DO THIS » Filter the entries below, keeping only lines with the word "into".

GIVEN RECORDS »
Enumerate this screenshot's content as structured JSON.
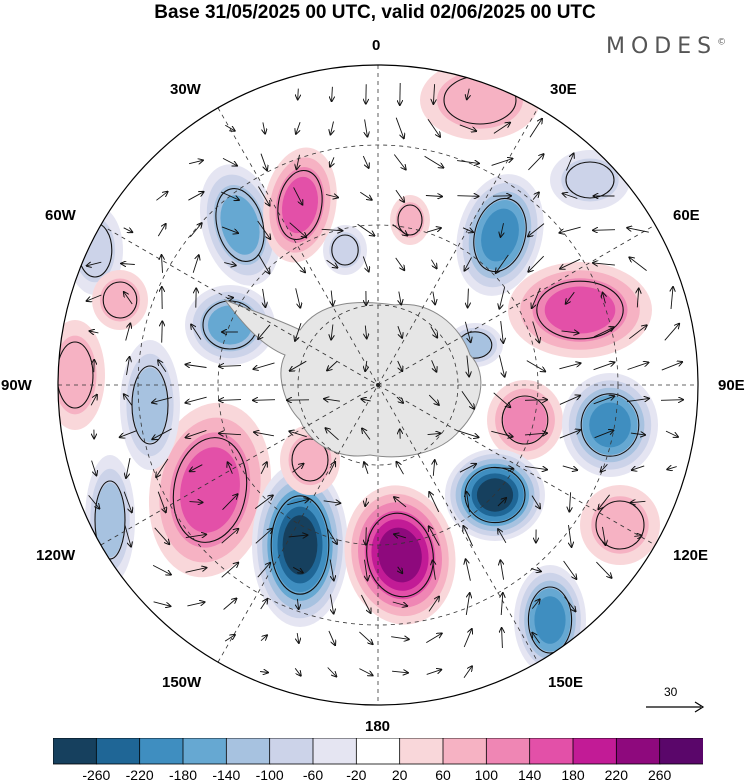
{
  "header": {
    "title": "Base 31/05/2025 00 UTC, valid 02/06/2025 00 UTC",
    "brand": "MODES",
    "brand_mark": "©"
  },
  "map": {
    "projection": "south-polar-stereographic",
    "longitude_labels": {
      "top": "0",
      "top_right": "30E",
      "upper_right": "60E",
      "right": "90E",
      "lower_right": "120E",
      "bottom_right": "150E",
      "bottom": "180",
      "bottom_left": "150W",
      "lower_left": "120W",
      "left": "90W",
      "upper_left": "60W",
      "top_left": "30W"
    },
    "reference_vector": "30",
    "colors": {
      "continent": "#e6e6e6",
      "coast": "#888888",
      "grid": "#333333"
    }
  },
  "colorbar": {
    "colors": [
      "#16405e",
      "#1f6696",
      "#3f8ec0",
      "#66a8d2",
      "#a7c2e0",
      "#ccd3e9",
      "#e5e5f2",
      "#ffffff",
      "#f9d7da",
      "#f6b2c3",
      "#ef86b4",
      "#e350a8",
      "#c21b96",
      "#8e097d",
      "#5a066a"
    ],
    "tick_labels": [
      "-260",
      "-220",
      "-180",
      "-140",
      "-100",
      "-60",
      "-20",
      "20",
      "60",
      "100",
      "140",
      "180",
      "220",
      "260"
    ]
  }
}
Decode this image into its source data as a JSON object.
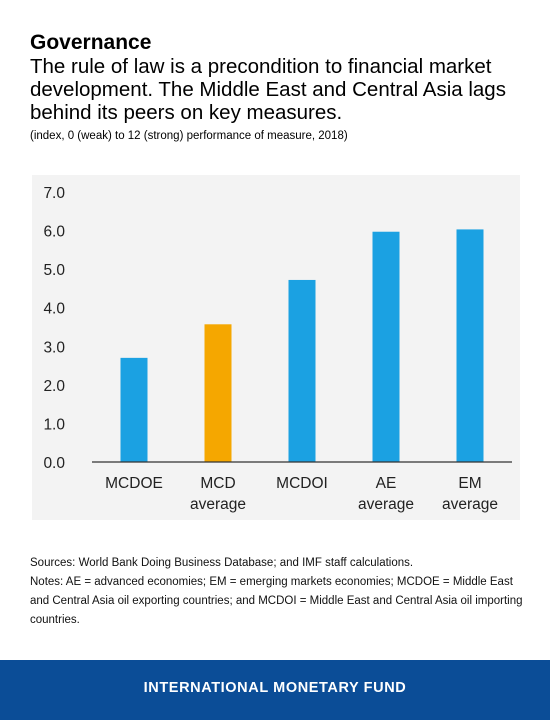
{
  "header": {
    "title": "Governance",
    "subtitle": "The rule of law is a precondition to financial market development. The Middle East and Central Asia lags behind its peers on key measures.",
    "note": "(index, 0 (weak) to 12 (strong) performance of measure, 2018)"
  },
  "chart_data": {
    "type": "bar",
    "categories": [
      [
        "MCDOE"
      ],
      [
        "MCD",
        "average"
      ],
      [
        "MCDOI"
      ],
      [
        "AE",
        "average"
      ],
      [
        "EM",
        "average"
      ]
    ],
    "values": [
      2.7,
      3.57,
      4.72,
      5.97,
      6.03
    ],
    "colors": [
      "#1ba1e2",
      "#f5a700",
      "#1ba1e2",
      "#1ba1e2",
      "#1ba1e2"
    ],
    "ylim": [
      0,
      7
    ],
    "yticks": [
      "0.0",
      "1.0",
      "2.0",
      "3.0",
      "4.0",
      "5.0",
      "6.0",
      "7.0"
    ],
    "grid": false,
    "legend": "none"
  },
  "footer": {
    "sources": "Sources: World Bank Doing Business Database; and IMF staff calculations.",
    "notes": "Notes: AE = advanced economies; EM = emerging markets economies; MCDOE = Middle East and Central Asia oil exporting countries; and MCDOI = Middle East and Central Asia oil importing countries."
  },
  "brand": {
    "name": "INTERNATIONAL MONETARY FUND",
    "bar_color": "#0b4d97"
  }
}
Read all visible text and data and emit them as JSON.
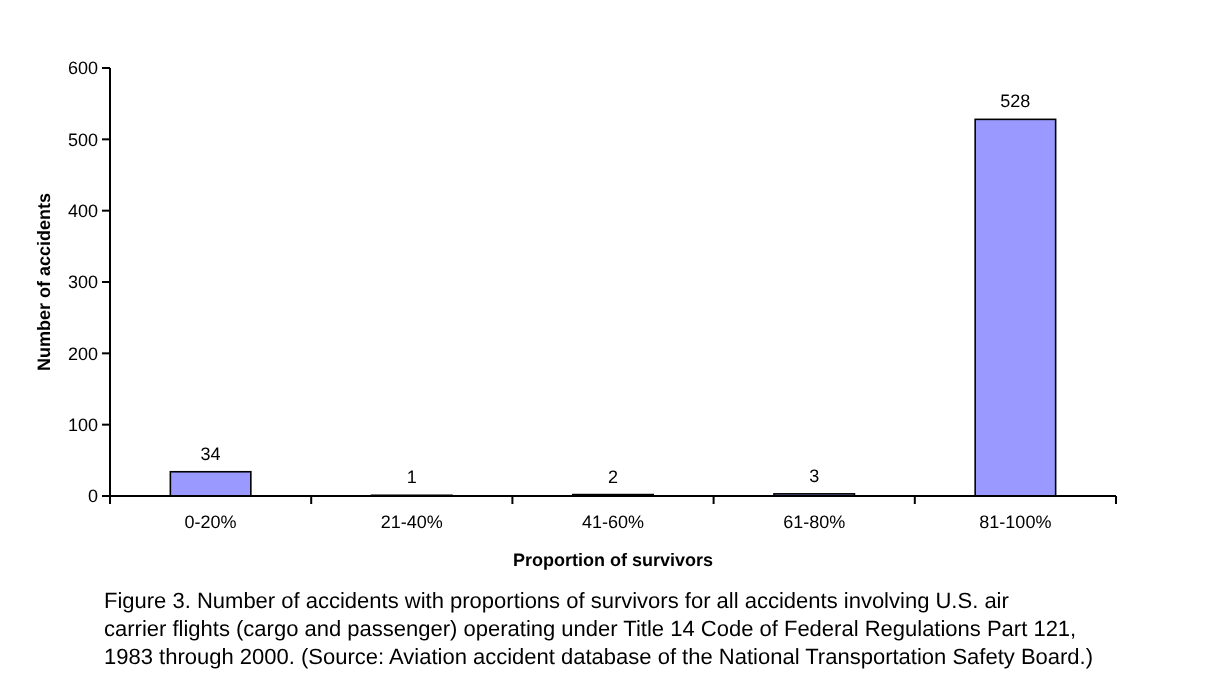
{
  "chart_data": {
    "type": "bar",
    "xlabel": "Proportion of survivors",
    "ylabel": "Number of accidents",
    "categories": [
      "0-20%",
      "21-40%",
      "41-60%",
      "61-80%",
      "81-100%"
    ],
    "values": [
      34,
      1,
      2,
      3,
      528
    ],
    "color": "#9999ff",
    "data_labels": true,
    "ylim": [
      0,
      600
    ],
    "yticks": [
      0,
      100,
      200,
      300,
      400,
      500,
      600
    ],
    "grid": false,
    "annotations": [
      "Figure 3. Number of accidents with proportions of survivors for all accidents involving U.S. air carrier flights (cargo and passenger) operating under Title 14 Code of Federal Regulations Part 121, 1983 through 2000. (Source: Aviation accident database of the National Transportation Safety Board.)"
    ]
  }
}
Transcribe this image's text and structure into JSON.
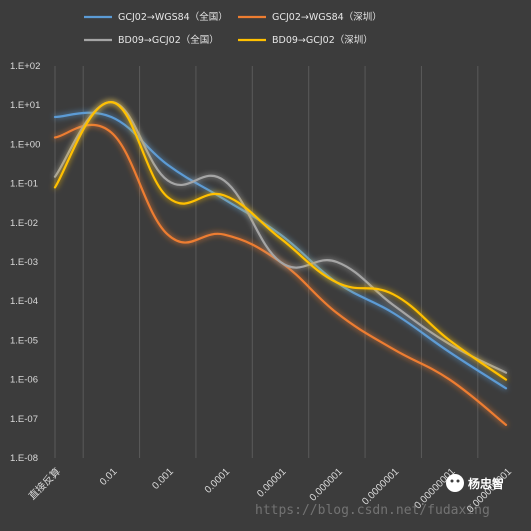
{
  "chart_data": {
    "type": "line",
    "title": "",
    "xlabel": "",
    "ylabel": "",
    "yscale": "log",
    "ylim": [
      1e-08,
      100
    ],
    "grid": "vertical",
    "legend_position": "top",
    "categories": [
      "直接反算",
      "0.01",
      "0.001",
      "0.0001",
      "0.00001",
      "0.000001",
      "0.0000001",
      "0.00000001",
      "0.000000001"
    ],
    "y_ticks": [
      "1.E+02",
      "1.E+01",
      "1.E+00",
      "1.E-01",
      "1.E-02",
      "1.E-03",
      "1.E-04",
      "1.E-05",
      "1.E-06",
      "1.E-07",
      "1.E-08"
    ],
    "series": [
      {
        "name": "GCJ02→WGS84（全国）",
        "color": "#5b9bd5",
        "values": [
          5,
          5,
          0.3,
          0.04,
          0.005,
          0.0003,
          5e-05,
          5e-06,
          6e-07
        ]
      },
      {
        "name": "GCJ02→WGS84（深圳）",
        "color": "#ed7d31",
        "values": [
          1.5,
          2.0,
          0.005,
          0.005,
          0.001,
          5e-05,
          6e-06,
          1e-06,
          7e-08
        ]
      },
      {
        "name": "BD09→GCJ02（全国）",
        "color": "#a5a5a5",
        "values": [
          0.15,
          12,
          0.12,
          0.12,
          0.001,
          0.001,
          8e-05,
          8e-06,
          1.5e-06
        ]
      },
      {
        "name": "BD09→GCJ02（深圳）",
        "color": "#ffc000",
        "values": [
          0.08,
          12,
          0.045,
          0.05,
          0.004,
          0.0003,
          0.00015,
          1e-05,
          1e-06
        ]
      }
    ]
  },
  "watermark": {
    "url_text": "https://blog.csdn.net/fudaxing",
    "account_name": "杨忠智",
    "logo_icon": "wechat-icon"
  }
}
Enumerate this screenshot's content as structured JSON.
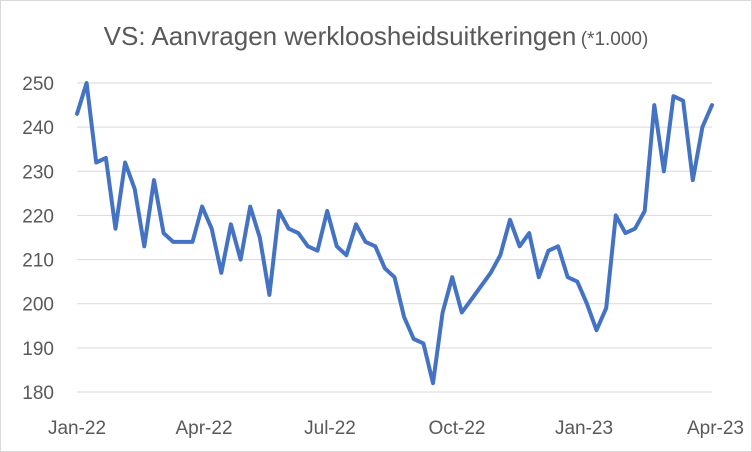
{
  "chart_data": {
    "type": "line",
    "title": "VS: Aanvragen werkloosheidsuitkeringen",
    "subtitle": "(*1.000)",
    "xlabel": "",
    "ylabel": "",
    "ylim": [
      180,
      250
    ],
    "y_ticks": [
      "180",
      "190",
      "200",
      "210",
      "220",
      "230",
      "240",
      "250"
    ],
    "x_ticks": [
      "Jan-22",
      "Apr-22",
      "Jul-22",
      "Oct-22",
      "Jan-23",
      "Apr-23"
    ],
    "grid": "horizontal",
    "legend": "none",
    "series_color": "#4472c4",
    "series": [
      {
        "values": [
          243,
          250,
          232,
          233,
          217,
          232,
          226,
          213,
          228,
          216,
          214,
          214,
          214,
          222,
          217,
          207,
          218,
          210,
          222,
          215,
          202,
          221,
          217,
          216,
          213,
          212,
          221,
          213,
          211,
          218,
          214,
          213,
          208,
          206,
          197,
          192,
          191,
          182,
          198,
          206,
          198,
          201,
          204,
          207,
          211,
          219,
          213,
          216,
          206,
          212,
          213,
          206,
          205,
          200,
          194,
          199,
          220,
          216,
          217,
          221,
          245,
          230,
          247,
          246,
          228,
          240,
          245
        ]
      }
    ]
  }
}
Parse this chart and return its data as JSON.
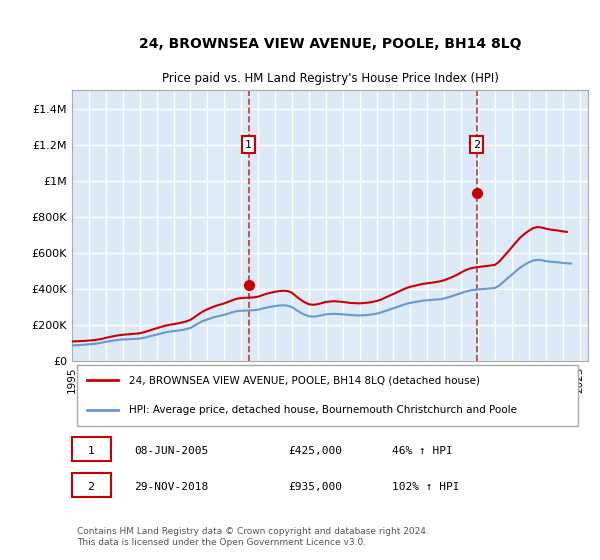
{
  "title": "24, BROWNSEA VIEW AVENUE, POOLE, BH14 8LQ",
  "subtitle": "Price paid vs. HM Land Registry's House Price Index (HPI)",
  "ylabel_ticks": [
    "£0",
    "£200K",
    "£400K",
    "£600K",
    "£800K",
    "£1M",
    "£1.2M",
    "£1.4M"
  ],
  "ylabel_values": [
    0,
    200000,
    400000,
    600000,
    800000,
    1000000,
    1200000,
    1400000
  ],
  "ylim": [
    0,
    1500000
  ],
  "xlim_start": 1995.0,
  "xlim_end": 2025.5,
  "background_color": "#dce9f7",
  "plot_bg_color": "#dce9f7",
  "grid_color": "#ffffff",
  "red_line_color": "#cc0000",
  "blue_line_color": "#6699cc",
  "sale1_x": 2005.44,
  "sale1_y": 425000,
  "sale2_x": 2018.91,
  "sale2_y": 935000,
  "legend_line1": "24, BROWNSEA VIEW AVENUE, POOLE, BH14 8LQ (detached house)",
  "legend_line2": "HPI: Average price, detached house, Bournemouth Christchurch and Poole",
  "annotation1_label": "1",
  "annotation2_label": "2",
  "table_row1": [
    "1",
    "08-JUN-2005",
    "£425,000",
    "46% ↑ HPI"
  ],
  "table_row2": [
    "2",
    "29-NOV-2018",
    "£935,000",
    "102% ↑ HPI"
  ],
  "footer": "Contains HM Land Registry data © Crown copyright and database right 2024.\nThis data is licensed under the Open Government Licence v3.0.",
  "hpi_years": [
    1995,
    1995.25,
    1995.5,
    1995.75,
    1996,
    1996.25,
    1996.5,
    1996.75,
    1997,
    1997.25,
    1997.5,
    1997.75,
    1998,
    1998.25,
    1998.5,
    1998.75,
    1999,
    1999.25,
    1999.5,
    1999.75,
    2000,
    2000.25,
    2000.5,
    2000.75,
    2001,
    2001.25,
    2001.5,
    2001.75,
    2002,
    2002.25,
    2002.5,
    2002.75,
    2003,
    2003.25,
    2003.5,
    2003.75,
    2004,
    2004.25,
    2004.5,
    2004.75,
    2005,
    2005.25,
    2005.5,
    2005.75,
    2006,
    2006.25,
    2006.5,
    2006.75,
    2007,
    2007.25,
    2007.5,
    2007.75,
    2008,
    2008.25,
    2008.5,
    2008.75,
    2009,
    2009.25,
    2009.5,
    2009.75,
    2010,
    2010.25,
    2010.5,
    2010.75,
    2011,
    2011.25,
    2011.5,
    2011.75,
    2012,
    2012.25,
    2012.5,
    2012.75,
    2013,
    2013.25,
    2013.5,
    2013.75,
    2014,
    2014.25,
    2014.5,
    2014.75,
    2015,
    2015.25,
    2015.5,
    2015.75,
    2016,
    2016.25,
    2016.5,
    2016.75,
    2017,
    2017.25,
    2017.5,
    2017.75,
    2018,
    2018.25,
    2018.5,
    2018.75,
    2019,
    2019.25,
    2019.5,
    2019.75,
    2020,
    2020.25,
    2020.5,
    2020.75,
    2021,
    2021.25,
    2021.5,
    2021.75,
    2022,
    2022.25,
    2022.5,
    2022.75,
    2023,
    2023.25,
    2023.5,
    2023.75,
    2024,
    2024.25,
    2024.5
  ],
  "hpi_values": [
    88000,
    89000,
    90500,
    92000,
    94000,
    96000,
    99000,
    103000,
    108000,
    112000,
    116000,
    119000,
    121000,
    122000,
    123000,
    124000,
    126000,
    130000,
    136000,
    142000,
    148000,
    154000,
    160000,
    164000,
    167000,
    170000,
    173000,
    178000,
    185000,
    198000,
    212000,
    224000,
    232000,
    240000,
    247000,
    252000,
    258000,
    265000,
    272000,
    278000,
    280000,
    281000,
    282000,
    283000,
    286000,
    292000,
    298000,
    302000,
    306000,
    309000,
    310000,
    308000,
    300000,
    285000,
    270000,
    258000,
    250000,
    248000,
    250000,
    255000,
    260000,
    262000,
    263000,
    262000,
    260000,
    258000,
    256000,
    255000,
    254000,
    255000,
    257000,
    260000,
    264000,
    270000,
    278000,
    286000,
    294000,
    302000,
    310000,
    318000,
    324000,
    328000,
    332000,
    336000,
    338000,
    340000,
    342000,
    344000,
    348000,
    355000,
    362000,
    370000,
    378000,
    386000,
    392000,
    396000,
    398000,
    400000,
    402000,
    404000,
    406000,
    420000,
    440000,
    460000,
    480000,
    500000,
    520000,
    535000,
    548000,
    558000,
    562000,
    560000,
    555000,
    552000,
    550000,
    548000,
    545000,
    543000,
    542000
  ],
  "red_years": [
    1995,
    1995.25,
    1995.5,
    1995.75,
    1996,
    1996.25,
    1996.5,
    1996.75,
    1997,
    1997.25,
    1997.5,
    1997.75,
    1998,
    1998.25,
    1998.5,
    1998.75,
    1999,
    1999.25,
    1999.5,
    1999.75,
    2000,
    2000.25,
    2000.5,
    2000.75,
    2001,
    2001.25,
    2001.5,
    2001.75,
    2002,
    2002.25,
    2002.5,
    2002.75,
    2003,
    2003.25,
    2003.5,
    2003.75,
    2004,
    2004.25,
    2004.5,
    2004.75,
    2005,
    2005.25,
    2005.5,
    2005.75,
    2006,
    2006.25,
    2006.5,
    2006.75,
    2007,
    2007.25,
    2007.5,
    2007.75,
    2008,
    2008.25,
    2008.5,
    2008.75,
    2009,
    2009.25,
    2009.5,
    2009.75,
    2010,
    2010.25,
    2010.5,
    2010.75,
    2011,
    2011.25,
    2011.5,
    2011.75,
    2012,
    2012.25,
    2012.5,
    2012.75,
    2013,
    2013.25,
    2013.5,
    2013.75,
    2014,
    2014.25,
    2014.5,
    2014.75,
    2015,
    2015.25,
    2015.5,
    2015.75,
    2016,
    2016.25,
    2016.5,
    2016.75,
    2017,
    2017.25,
    2017.5,
    2017.75,
    2018,
    2018.25,
    2018.5,
    2018.75,
    2019,
    2019.25,
    2019.5,
    2019.75,
    2020,
    2020.25,
    2020.5,
    2020.75,
    2021,
    2021.25,
    2021.5,
    2021.75,
    2022,
    2022.25,
    2022.5,
    2022.75,
    2023,
    2023.25,
    2023.5,
    2023.75,
    2024,
    2024.25
  ],
  "red_values": [
    110000,
    111000,
    112000,
    113000,
    115000,
    117000,
    120000,
    124000,
    130000,
    135000,
    140000,
    144000,
    147000,
    149000,
    151000,
    153000,
    155000,
    161000,
    168000,
    176000,
    183000,
    190000,
    197000,
    202000,
    206000,
    210000,
    215000,
    221000,
    230000,
    245000,
    262000,
    277000,
    288000,
    298000,
    307000,
    314000,
    321000,
    330000,
    339000,
    347000,
    350000,
    352000,
    353000,
    354000,
    358000,
    366000,
    374000,
    380000,
    385000,
    389000,
    391000,
    389000,
    380000,
    360000,
    342000,
    327000,
    316000,
    313000,
    316000,
    322000,
    329000,
    331000,
    333000,
    331000,
    329000,
    326000,
    323000,
    322000,
    321000,
    323000,
    325000,
    329000,
    334000,
    341000,
    352000,
    363000,
    373000,
    384000,
    395000,
    405000,
    413000,
    418000,
    424000,
    429000,
    432000,
    435000,
    439000,
    443000,
    449000,
    458000,
    468000,
    479000,
    492000,
    504000,
    513000,
    519000,
    522000,
    525000,
    528000,
    531000,
    534000,
    552000,
    578000,
    605000,
    632000,
    660000,
    686000,
    706000,
    723000,
    737000,
    744000,
    741000,
    735000,
    730000,
    727000,
    724000,
    720000,
    717000
  ]
}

EXERCISE OUTPUT »
Decode this image into its source data as a JSON object.
Transcribe this image's text and structure into JSON.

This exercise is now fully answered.